Stated goal:
Lay out the records as a JSON list of strings, one string per line and no blank lines, running from the start of the records through the line containing "The annular recess 64 is at (707, 583).", inclusive.

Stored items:
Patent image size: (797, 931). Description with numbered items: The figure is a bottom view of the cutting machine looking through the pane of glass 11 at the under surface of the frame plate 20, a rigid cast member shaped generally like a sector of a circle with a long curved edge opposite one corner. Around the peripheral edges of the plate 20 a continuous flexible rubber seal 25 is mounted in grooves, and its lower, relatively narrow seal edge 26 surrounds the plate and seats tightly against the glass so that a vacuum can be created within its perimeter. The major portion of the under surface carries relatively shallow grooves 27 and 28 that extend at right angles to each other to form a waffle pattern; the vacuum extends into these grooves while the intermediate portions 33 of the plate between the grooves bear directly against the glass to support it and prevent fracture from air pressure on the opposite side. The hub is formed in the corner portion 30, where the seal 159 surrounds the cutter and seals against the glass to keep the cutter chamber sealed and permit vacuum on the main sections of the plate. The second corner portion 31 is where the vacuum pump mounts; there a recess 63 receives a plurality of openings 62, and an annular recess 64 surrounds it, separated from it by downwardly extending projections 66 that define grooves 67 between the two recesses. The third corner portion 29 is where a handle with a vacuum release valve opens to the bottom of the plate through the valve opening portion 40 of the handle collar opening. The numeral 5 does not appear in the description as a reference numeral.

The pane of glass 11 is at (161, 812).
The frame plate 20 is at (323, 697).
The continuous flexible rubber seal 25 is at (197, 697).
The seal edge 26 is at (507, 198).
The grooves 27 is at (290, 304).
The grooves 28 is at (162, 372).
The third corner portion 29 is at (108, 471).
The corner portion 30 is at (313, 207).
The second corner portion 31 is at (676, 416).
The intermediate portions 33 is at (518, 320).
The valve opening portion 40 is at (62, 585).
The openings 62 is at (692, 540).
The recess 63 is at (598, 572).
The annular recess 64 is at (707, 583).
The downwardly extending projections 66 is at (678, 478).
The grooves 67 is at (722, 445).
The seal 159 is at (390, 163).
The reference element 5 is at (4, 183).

Response to the task:
[
  "Patent image size: (797, 931). Description with numbered items: The figure is a bottom view of the cutting machine looking through the pane of glass 11 at the under surface of the frame plate 20, a rigid cast member shaped generally like a sector of a circle with a long curved edge opposite one corner. Around the peripheral edges of the plate 20 a continuous flexible rubber seal 25 is mounted in grooves, and its lower, relatively narrow seal edge 26 surrounds the plate and seats tightly against the glass so that a vacuum can be created within its perimeter. The major portion of the under surface carries relatively shallow grooves 27 and 28 that extend at right angles to each other to form a waffle pattern; the vacuum extends into these grooves while the intermediate portions 33 of the plate between the grooves bear directly against the glass to support it and prevent fracture from air pressure on the opposite side. The hub is formed in the corner portion 30, where the seal 159 surrounds the cutter and seals against the glass to keep the cutter chamber sealed and permit vacuum on the main sections of the plate. The second corner portion 31 is where the vacuum pump mounts; there a recess 63 receives a plurality of openings 62, and an annular recess 64 surrounds it, separated from it by downwardly extending projections 66 that define grooves 67 between the two recesses. The third corner portion 29 is where a handle with a vacuum release valve opens to the bottom of the plate through the valve opening portion 40 of the handle collar opening. The numeral 5 does not appear in the description as a reference numeral.",
  "The pane of glass 11 is at (161, 812).",
  "The frame plate 20 is at (323, 697).",
  "The continuous flexible rubber seal 25 is at (197, 697).",
  "The seal edge 26 is at (507, 198).",
  "The grooves 27 is at (290, 304).",
  "The grooves 28 is at (162, 372).",
  "The third corner portion 29 is at (108, 471).",
  "The corner portion 30 is at (313, 207).",
  "The second corner portion 31 is at (676, 416).",
  "The intermediate portions 33 is at (518, 320).",
  "The valve opening portion 40 is at (62, 585).",
  "The openings 62 is at (692, 540).",
  "The recess 63 is at (598, 572).",
  "The annular recess 64 is at (707, 583)."
]